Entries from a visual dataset
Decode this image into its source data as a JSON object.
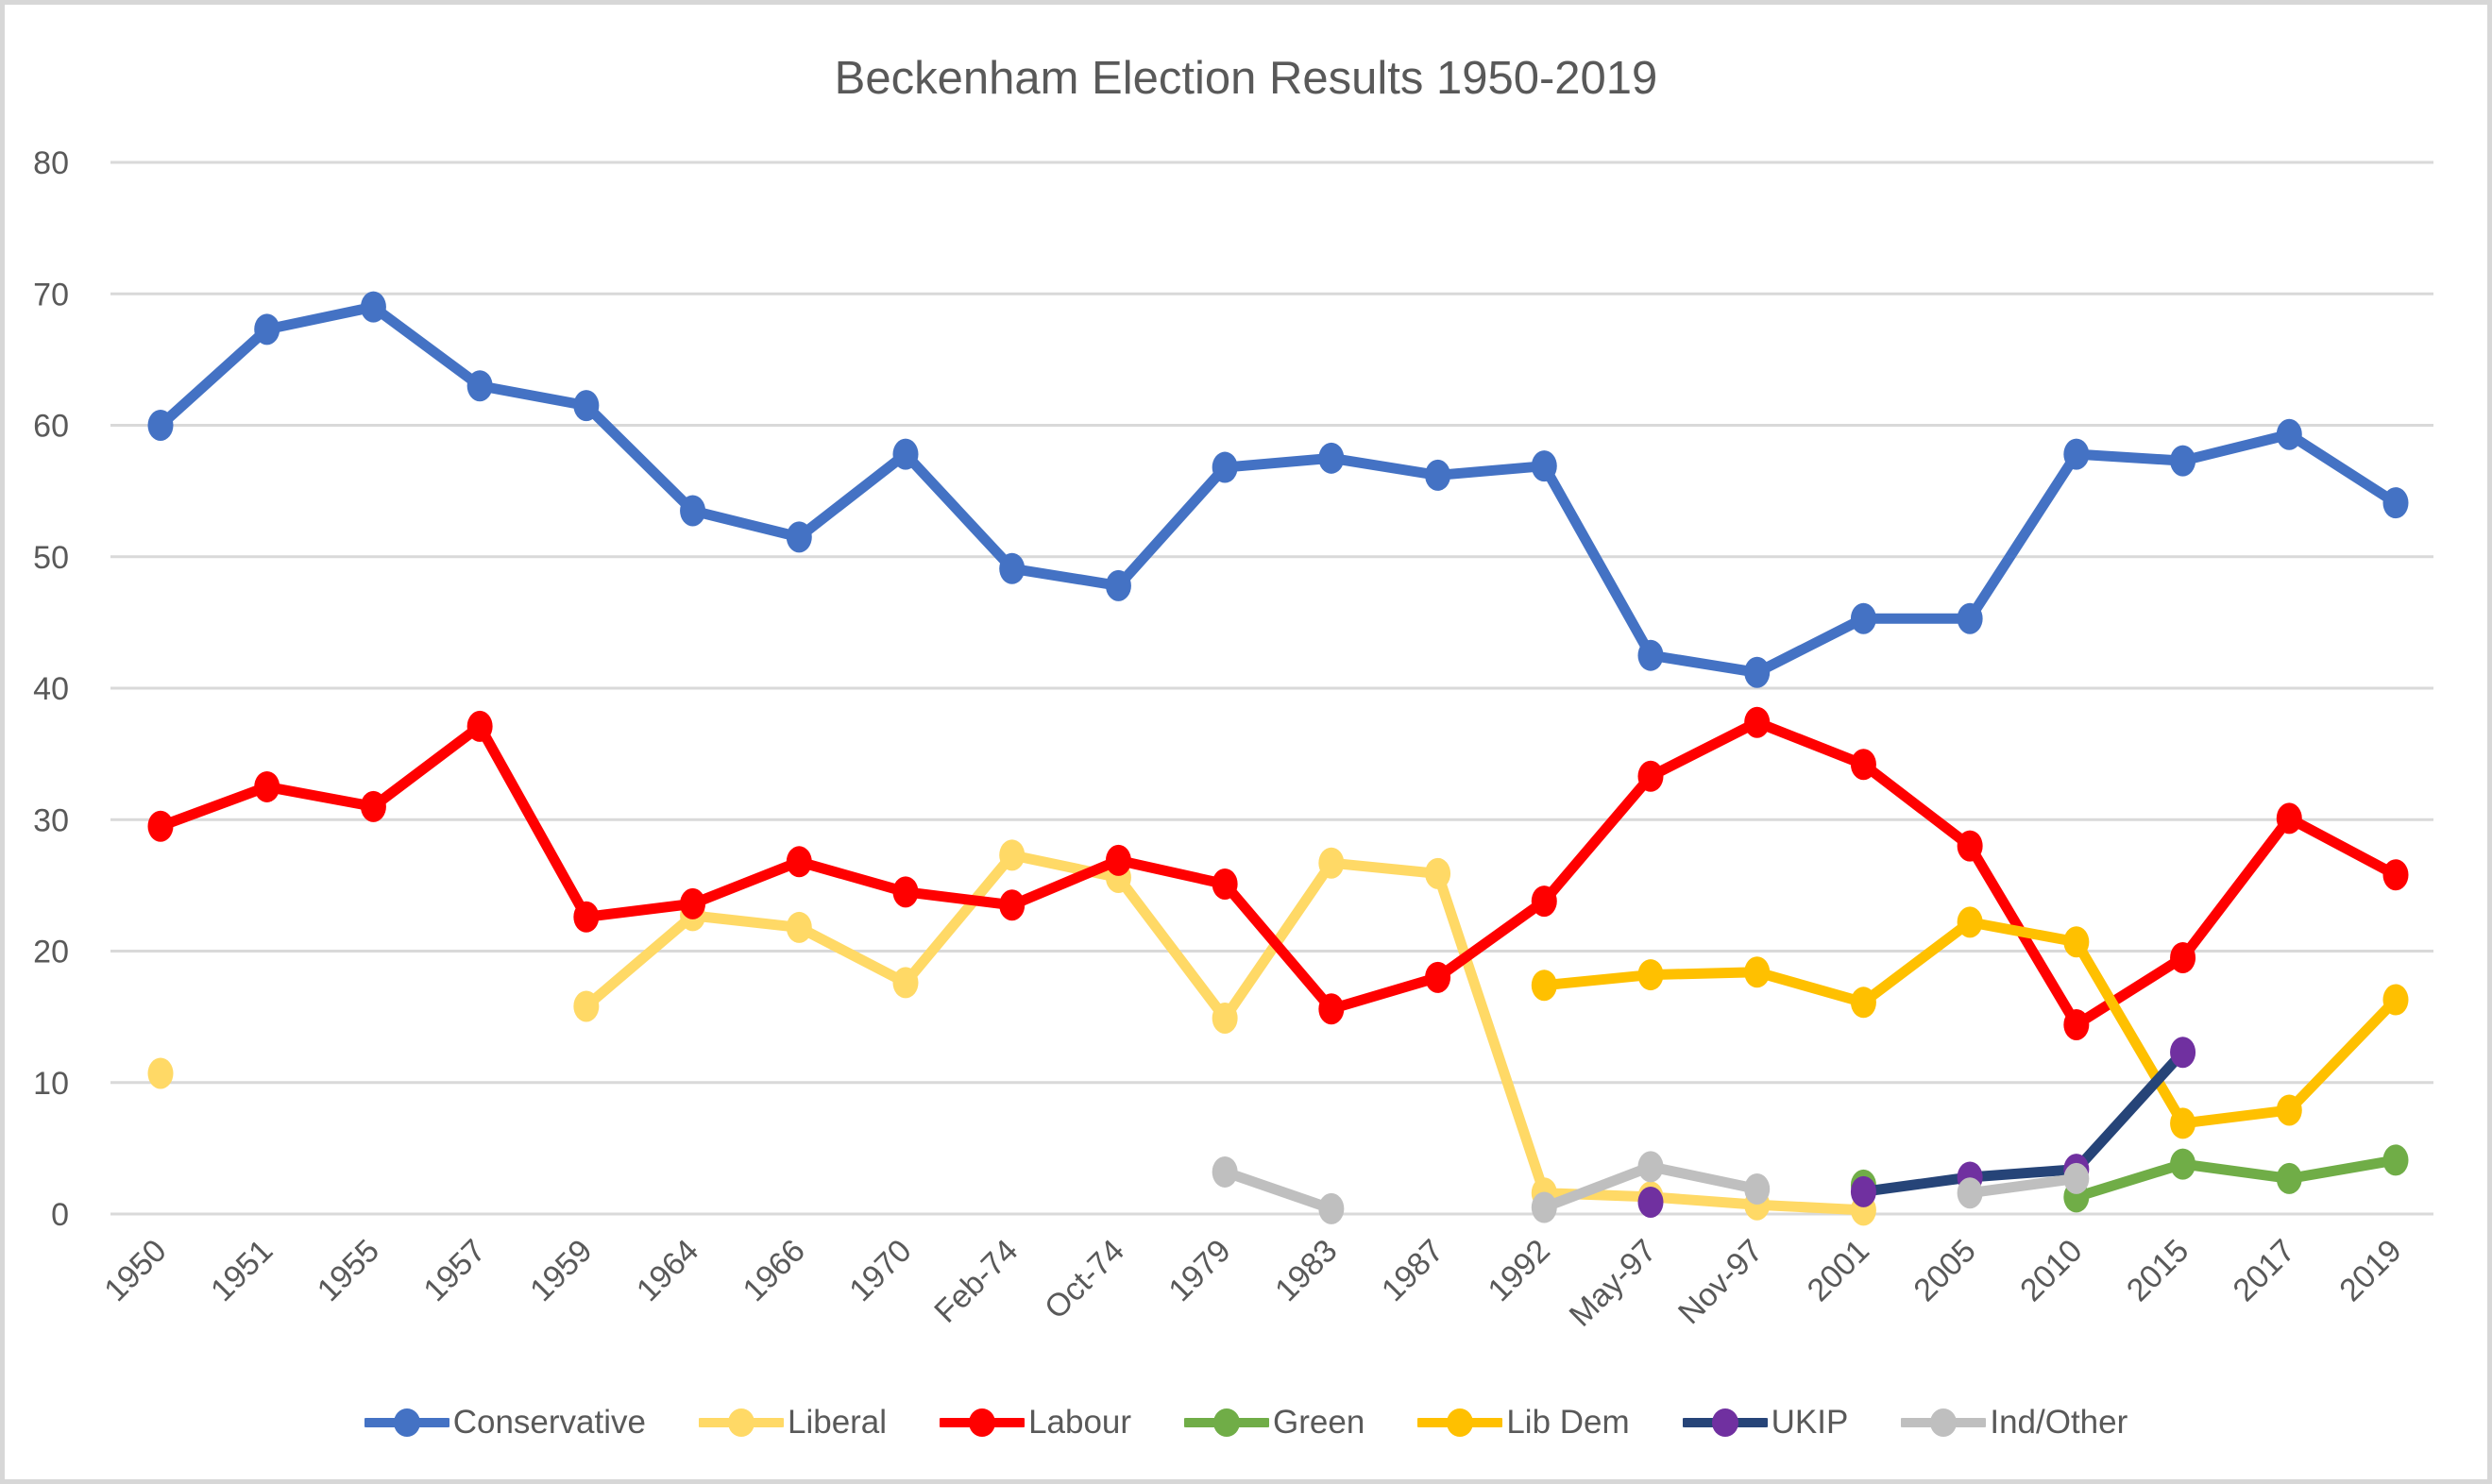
{
  "frame": {
    "background": "#FFFFFF",
    "border_color": "#D7D7D7"
  },
  "chart_data": {
    "type": "line",
    "title": "Beckenham Election Results 1950-2019",
    "xlabel": "",
    "ylabel": "",
    "ylim": [
      0,
      80
    ],
    "y_ticks": [
      0,
      10,
      20,
      30,
      40,
      50,
      60,
      70,
      80
    ],
    "grid": true,
    "grid_color": "#D9D9D9",
    "text_color": "#595959",
    "legend_position": "bottom",
    "categories": [
      "1950",
      "1951",
      "1955",
      "1957",
      "1959",
      "1964",
      "1966",
      "1970",
      "Feb-74",
      "Oct-74",
      "1979",
      "1983",
      "1987",
      "1992",
      "May-97",
      "Nov-97",
      "2001",
      "2005",
      "2010",
      "2015",
      "2017",
      "2019"
    ],
    "series": [
      {
        "name": "Conservative",
        "color": "#4472C4",
        "values": [
          60,
          67.3,
          69,
          63,
          61.5,
          53.5,
          51.5,
          57.8,
          49.1,
          47.8,
          56.8,
          57.5,
          56.2,
          56.9,
          42.5,
          41.2,
          45.3,
          45.3,
          57.8,
          57.3,
          59.3,
          54.1
        ]
      },
      {
        "name": "Liberal",
        "color": "#FFD966",
        "values": [
          10.7,
          null,
          null,
          null,
          15.8,
          22.7,
          21.8,
          17.6,
          27.3,
          25.6,
          14.9,
          26.7,
          25.9,
          1.6,
          1.3,
          0.7,
          0.3,
          null,
          null,
          null,
          null,
          null
        ]
      },
      {
        "name": "Labour",
        "color": "#FF0000",
        "values": [
          29.5,
          32.5,
          31,
          37.1,
          22.6,
          23.6,
          26.8,
          24.5,
          23.5,
          26.9,
          25.1,
          15.6,
          18,
          23.8,
          33.3,
          37.4,
          34.2,
          28,
          14.4,
          19.5,
          30.1,
          25.8
        ]
      },
      {
        "name": "Green",
        "color": "#70AD47",
        "values": [
          null,
          null,
          null,
          null,
          null,
          null,
          null,
          null,
          null,
          null,
          null,
          null,
          null,
          null,
          null,
          null,
          2.2,
          null,
          1.3,
          3.8,
          2.7,
          4.1
        ]
      },
      {
        "name": "Lib Dem",
        "color": "#FFC000",
        "values": [
          null,
          null,
          null,
          null,
          null,
          null,
          null,
          null,
          null,
          null,
          null,
          null,
          null,
          17.4,
          18.2,
          18.4,
          16.1,
          22.2,
          20.7,
          6.9,
          7.9,
          16.3
        ]
      },
      {
        "name": "UKIP",
        "color": "#264478",
        "marker_color": "#7030A0",
        "values": [
          null,
          null,
          null,
          null,
          null,
          null,
          null,
          null,
          null,
          null,
          null,
          null,
          null,
          null,
          0.9,
          null,
          1.7,
          2.8,
          3.4,
          12.3,
          null,
          null
        ]
      },
      {
        "name": "Ind/Other",
        "color": "#BFBFBF",
        "values": [
          null,
          null,
          null,
          null,
          null,
          null,
          null,
          null,
          null,
          null,
          3.2,
          0.4,
          null,
          0.5,
          3.6,
          1.9,
          null,
          1.6,
          2.7,
          null,
          null,
          null
        ]
      }
    ]
  }
}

What you should do:
Without including any pictures, output all the entries above exactly.

Full response:
Decode this image into its source data as a JSON object.
{
  "frame": {
    "background": "#FFFFFF",
    "border_color": "#D7D7D7"
  },
  "chart_data": {
    "type": "line",
    "title": "Beckenham Election Results 1950-2019",
    "xlabel": "",
    "ylabel": "",
    "ylim": [
      0,
      80
    ],
    "y_ticks": [
      0,
      10,
      20,
      30,
      40,
      50,
      60,
      70,
      80
    ],
    "grid": true,
    "grid_color": "#D9D9D9",
    "text_color": "#595959",
    "legend_position": "bottom",
    "categories": [
      "1950",
      "1951",
      "1955",
      "1957",
      "1959",
      "1964",
      "1966",
      "1970",
      "Feb-74",
      "Oct-74",
      "1979",
      "1983",
      "1987",
      "1992",
      "May-97",
      "Nov-97",
      "2001",
      "2005",
      "2010",
      "2015",
      "2017",
      "2019"
    ],
    "series": [
      {
        "name": "Conservative",
        "color": "#4472C4",
        "values": [
          60,
          67.3,
          69,
          63,
          61.5,
          53.5,
          51.5,
          57.8,
          49.1,
          47.8,
          56.8,
          57.5,
          56.2,
          56.9,
          42.5,
          41.2,
          45.3,
          45.3,
          57.8,
          57.3,
          59.3,
          54.1
        ]
      },
      {
        "name": "Liberal",
        "color": "#FFD966",
        "values": [
          10.7,
          null,
          null,
          null,
          15.8,
          22.7,
          21.8,
          17.6,
          27.3,
          25.6,
          14.9,
          26.7,
          25.9,
          1.6,
          1.3,
          0.7,
          0.3,
          null,
          null,
          null,
          null,
          null
        ]
      },
      {
        "name": "Labour",
        "color": "#FF0000",
        "values": [
          29.5,
          32.5,
          31,
          37.1,
          22.6,
          23.6,
          26.8,
          24.5,
          23.5,
          26.9,
          25.1,
          15.6,
          18,
          23.8,
          33.3,
          37.4,
          34.2,
          28,
          14.4,
          19.5,
          30.1,
          25.8
        ]
      },
      {
        "name": "Green",
        "color": "#70AD47",
        "values": [
          null,
          null,
          null,
          null,
          null,
          null,
          null,
          null,
          null,
          null,
          null,
          null,
          null,
          null,
          null,
          null,
          2.2,
          null,
          1.3,
          3.8,
          2.7,
          4.1
        ]
      },
      {
        "name": "Lib Dem",
        "color": "#FFC000",
        "values": [
          null,
          null,
          null,
          null,
          null,
          null,
          null,
          null,
          null,
          null,
          null,
          null,
          null,
          17.4,
          18.2,
          18.4,
          16.1,
          22.2,
          20.7,
          6.9,
          7.9,
          16.3
        ]
      },
      {
        "name": "UKIP",
        "color": "#264478",
        "marker_color": "#7030A0",
        "values": [
          null,
          null,
          null,
          null,
          null,
          null,
          null,
          null,
          null,
          null,
          null,
          null,
          null,
          null,
          0.9,
          null,
          1.7,
          2.8,
          3.4,
          12.3,
          null,
          null
        ]
      },
      {
        "name": "Ind/Other",
        "color": "#BFBFBF",
        "values": [
          null,
          null,
          null,
          null,
          null,
          null,
          null,
          null,
          null,
          null,
          3.2,
          0.4,
          null,
          0.5,
          3.6,
          1.9,
          null,
          1.6,
          2.7,
          null,
          null,
          null
        ]
      }
    ]
  }
}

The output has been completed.